* BEGIN Source records *

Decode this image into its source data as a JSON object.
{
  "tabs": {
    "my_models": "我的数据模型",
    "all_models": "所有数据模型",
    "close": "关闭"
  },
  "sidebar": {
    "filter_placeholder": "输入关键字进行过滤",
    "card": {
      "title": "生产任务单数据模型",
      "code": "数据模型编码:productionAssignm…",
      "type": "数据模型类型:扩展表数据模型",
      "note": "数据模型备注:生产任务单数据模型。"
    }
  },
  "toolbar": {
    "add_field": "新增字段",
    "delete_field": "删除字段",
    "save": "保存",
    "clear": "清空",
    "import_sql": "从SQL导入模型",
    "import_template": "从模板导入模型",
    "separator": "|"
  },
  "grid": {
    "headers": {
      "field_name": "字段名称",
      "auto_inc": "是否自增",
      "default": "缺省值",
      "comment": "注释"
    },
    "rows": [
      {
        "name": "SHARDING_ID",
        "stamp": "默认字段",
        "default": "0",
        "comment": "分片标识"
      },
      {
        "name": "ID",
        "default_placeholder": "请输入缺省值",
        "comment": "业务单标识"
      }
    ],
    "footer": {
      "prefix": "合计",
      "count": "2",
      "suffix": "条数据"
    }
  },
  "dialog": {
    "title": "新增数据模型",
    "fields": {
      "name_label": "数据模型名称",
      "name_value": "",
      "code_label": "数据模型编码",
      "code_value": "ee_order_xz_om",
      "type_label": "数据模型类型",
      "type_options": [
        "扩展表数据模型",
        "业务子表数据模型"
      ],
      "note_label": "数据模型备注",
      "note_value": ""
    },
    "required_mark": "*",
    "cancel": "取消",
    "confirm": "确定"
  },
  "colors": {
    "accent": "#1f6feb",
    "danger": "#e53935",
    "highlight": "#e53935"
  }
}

* END Source records *

▶ Written exercise
Go through the records and copy each line with "数据模型备注" in it.

▶ Completed task
      "note": "数据模型备注:生产任务单数据模型。"
      "note_label": "数据模型备注",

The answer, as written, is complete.